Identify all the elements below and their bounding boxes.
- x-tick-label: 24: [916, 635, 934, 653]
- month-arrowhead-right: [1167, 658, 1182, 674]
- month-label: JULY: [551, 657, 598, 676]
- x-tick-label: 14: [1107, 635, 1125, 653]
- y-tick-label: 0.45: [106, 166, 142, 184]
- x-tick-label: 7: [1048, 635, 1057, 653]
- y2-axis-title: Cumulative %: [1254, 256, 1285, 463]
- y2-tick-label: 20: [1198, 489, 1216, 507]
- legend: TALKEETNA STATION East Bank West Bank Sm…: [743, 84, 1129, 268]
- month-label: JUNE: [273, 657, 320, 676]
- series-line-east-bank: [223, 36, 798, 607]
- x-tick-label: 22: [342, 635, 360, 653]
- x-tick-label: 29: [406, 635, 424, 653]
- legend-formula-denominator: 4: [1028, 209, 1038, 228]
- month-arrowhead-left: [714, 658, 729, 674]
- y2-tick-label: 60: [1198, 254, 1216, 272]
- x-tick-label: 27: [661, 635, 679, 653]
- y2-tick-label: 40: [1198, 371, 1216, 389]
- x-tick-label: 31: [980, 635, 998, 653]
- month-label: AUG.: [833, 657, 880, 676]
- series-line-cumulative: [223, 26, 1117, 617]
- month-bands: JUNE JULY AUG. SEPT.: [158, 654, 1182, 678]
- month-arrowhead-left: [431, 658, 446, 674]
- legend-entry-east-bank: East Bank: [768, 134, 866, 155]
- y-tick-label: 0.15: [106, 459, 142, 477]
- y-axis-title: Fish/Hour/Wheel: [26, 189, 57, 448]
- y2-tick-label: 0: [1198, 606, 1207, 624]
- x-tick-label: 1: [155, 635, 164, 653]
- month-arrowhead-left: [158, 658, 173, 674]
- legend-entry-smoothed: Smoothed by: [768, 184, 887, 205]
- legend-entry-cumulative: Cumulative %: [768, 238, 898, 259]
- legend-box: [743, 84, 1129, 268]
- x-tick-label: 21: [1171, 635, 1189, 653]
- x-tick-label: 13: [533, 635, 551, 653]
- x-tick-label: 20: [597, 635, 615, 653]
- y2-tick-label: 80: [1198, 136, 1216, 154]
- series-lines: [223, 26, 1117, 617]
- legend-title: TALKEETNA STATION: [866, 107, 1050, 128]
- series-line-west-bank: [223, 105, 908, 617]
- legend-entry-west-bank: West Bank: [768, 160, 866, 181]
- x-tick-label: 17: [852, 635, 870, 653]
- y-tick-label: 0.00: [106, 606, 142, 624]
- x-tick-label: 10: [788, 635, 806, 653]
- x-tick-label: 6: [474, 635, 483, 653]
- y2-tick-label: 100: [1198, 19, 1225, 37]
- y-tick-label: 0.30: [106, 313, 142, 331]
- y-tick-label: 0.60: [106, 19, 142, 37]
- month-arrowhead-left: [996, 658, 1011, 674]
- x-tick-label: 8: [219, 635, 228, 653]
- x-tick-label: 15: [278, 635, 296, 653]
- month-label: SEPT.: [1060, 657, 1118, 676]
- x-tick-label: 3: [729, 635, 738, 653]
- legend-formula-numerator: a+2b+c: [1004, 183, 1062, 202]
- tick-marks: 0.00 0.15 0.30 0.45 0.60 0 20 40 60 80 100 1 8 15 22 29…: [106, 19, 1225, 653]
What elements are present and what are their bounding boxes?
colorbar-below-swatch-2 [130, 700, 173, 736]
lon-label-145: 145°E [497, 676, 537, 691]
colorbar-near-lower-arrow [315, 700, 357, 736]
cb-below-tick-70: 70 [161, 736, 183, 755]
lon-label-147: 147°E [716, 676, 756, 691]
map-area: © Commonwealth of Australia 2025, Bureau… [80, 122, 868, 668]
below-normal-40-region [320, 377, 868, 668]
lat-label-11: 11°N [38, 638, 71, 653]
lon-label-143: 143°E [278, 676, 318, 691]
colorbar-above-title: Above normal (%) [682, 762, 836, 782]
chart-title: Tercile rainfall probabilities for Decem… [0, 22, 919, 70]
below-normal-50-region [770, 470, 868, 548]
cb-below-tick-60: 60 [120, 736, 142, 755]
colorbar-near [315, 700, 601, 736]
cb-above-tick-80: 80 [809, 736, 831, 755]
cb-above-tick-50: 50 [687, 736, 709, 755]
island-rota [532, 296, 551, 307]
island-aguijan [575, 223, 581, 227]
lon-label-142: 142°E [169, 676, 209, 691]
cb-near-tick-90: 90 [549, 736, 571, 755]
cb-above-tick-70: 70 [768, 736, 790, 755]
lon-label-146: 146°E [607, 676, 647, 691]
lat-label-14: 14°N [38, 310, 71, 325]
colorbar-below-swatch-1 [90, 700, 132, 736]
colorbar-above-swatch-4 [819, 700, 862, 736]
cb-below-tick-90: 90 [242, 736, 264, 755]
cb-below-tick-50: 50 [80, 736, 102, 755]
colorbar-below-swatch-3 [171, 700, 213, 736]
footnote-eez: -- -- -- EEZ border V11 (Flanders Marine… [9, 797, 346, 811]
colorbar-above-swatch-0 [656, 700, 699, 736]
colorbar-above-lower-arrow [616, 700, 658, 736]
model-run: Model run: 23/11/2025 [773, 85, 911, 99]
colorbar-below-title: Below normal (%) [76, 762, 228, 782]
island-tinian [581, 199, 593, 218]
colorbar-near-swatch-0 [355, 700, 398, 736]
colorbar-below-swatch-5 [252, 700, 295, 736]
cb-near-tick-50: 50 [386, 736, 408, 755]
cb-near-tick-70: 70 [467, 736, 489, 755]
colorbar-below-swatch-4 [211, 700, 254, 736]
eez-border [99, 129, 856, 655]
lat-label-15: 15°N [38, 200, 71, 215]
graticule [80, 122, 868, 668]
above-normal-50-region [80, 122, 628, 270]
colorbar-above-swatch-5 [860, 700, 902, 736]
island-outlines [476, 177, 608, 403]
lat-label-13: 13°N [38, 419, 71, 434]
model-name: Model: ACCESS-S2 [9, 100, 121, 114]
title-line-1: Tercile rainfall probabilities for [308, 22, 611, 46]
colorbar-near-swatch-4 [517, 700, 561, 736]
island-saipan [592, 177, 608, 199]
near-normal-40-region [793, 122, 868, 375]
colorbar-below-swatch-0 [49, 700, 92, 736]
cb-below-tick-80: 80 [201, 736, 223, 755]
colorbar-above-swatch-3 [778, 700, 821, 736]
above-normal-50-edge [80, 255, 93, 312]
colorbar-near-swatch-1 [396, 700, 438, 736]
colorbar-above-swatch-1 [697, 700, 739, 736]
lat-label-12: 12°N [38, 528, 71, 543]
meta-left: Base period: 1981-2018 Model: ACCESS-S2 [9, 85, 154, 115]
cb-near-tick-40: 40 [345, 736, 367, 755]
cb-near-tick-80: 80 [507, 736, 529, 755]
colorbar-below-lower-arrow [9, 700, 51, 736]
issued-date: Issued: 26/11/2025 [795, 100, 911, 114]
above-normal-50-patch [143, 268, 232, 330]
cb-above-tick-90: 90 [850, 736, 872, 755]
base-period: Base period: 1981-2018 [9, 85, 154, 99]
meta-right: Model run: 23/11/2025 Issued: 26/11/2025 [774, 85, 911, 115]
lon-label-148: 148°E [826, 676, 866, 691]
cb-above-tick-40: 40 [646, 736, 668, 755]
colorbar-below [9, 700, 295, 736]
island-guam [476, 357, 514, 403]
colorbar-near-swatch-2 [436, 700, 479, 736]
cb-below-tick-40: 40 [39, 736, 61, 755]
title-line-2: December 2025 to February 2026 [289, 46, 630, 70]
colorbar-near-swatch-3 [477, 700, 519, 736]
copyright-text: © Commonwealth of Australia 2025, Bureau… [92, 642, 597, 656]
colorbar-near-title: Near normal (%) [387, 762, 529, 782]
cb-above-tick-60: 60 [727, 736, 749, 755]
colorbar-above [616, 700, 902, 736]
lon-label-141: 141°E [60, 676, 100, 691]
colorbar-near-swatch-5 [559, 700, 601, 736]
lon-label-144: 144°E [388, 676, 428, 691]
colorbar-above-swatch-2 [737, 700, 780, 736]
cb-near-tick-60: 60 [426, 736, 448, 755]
━━━
> [What you will do]: Print the records above word for word, starting at the first line and ending at the line that contains "- x-tick-label: 1: [155, 635, 164, 653]".

> [The result]:
Identify all the elements below and their bounding boxes.
- x-tick-label: 24: [916, 635, 934, 653]
- month-arrowhead-right: [1167, 658, 1182, 674]
- month-label: JULY: [551, 657, 598, 676]
- x-tick-label: 14: [1107, 635, 1125, 653]
- y-tick-label: 0.45: [106, 166, 142, 184]
- x-tick-label: 7: [1048, 635, 1057, 653]
- y2-axis-title: Cumulative %: [1254, 256, 1285, 463]
- y2-tick-label: 20: [1198, 489, 1216, 507]
- legend: TALKEETNA STATION East Bank West Bank Sm…: [743, 84, 1129, 268]
- month-label: JUNE: [273, 657, 320, 676]
- series-line-east-bank: [223, 36, 798, 607]
- x-tick-label: 22: [342, 635, 360, 653]
- x-tick-label: 29: [406, 635, 424, 653]
- legend-formula-denominator: 4: [1028, 209, 1038, 228]
- month-arrowhead-left: [714, 658, 729, 674]
- y2-tick-label: 60: [1198, 254, 1216, 272]
- x-tick-label: 27: [661, 635, 679, 653]
- y2-tick-label: 40: [1198, 371, 1216, 389]
- x-tick-label: 31: [980, 635, 998, 653]
- month-label: AUG.: [833, 657, 880, 676]
- series-line-cumulative: [223, 26, 1117, 617]
- month-bands: JUNE JULY AUG. SEPT.: [158, 654, 1182, 678]
- month-arrowhead-left: [431, 658, 446, 674]
- legend-entry-east-bank: East Bank: [768, 134, 866, 155]
- y-tick-label: 0.15: [106, 459, 142, 477]
- y-axis-title: Fish/Hour/Wheel: [26, 189, 57, 448]
- y2-tick-label: 0: [1198, 606, 1207, 624]
- x-tick-label: 1: [155, 635, 164, 653]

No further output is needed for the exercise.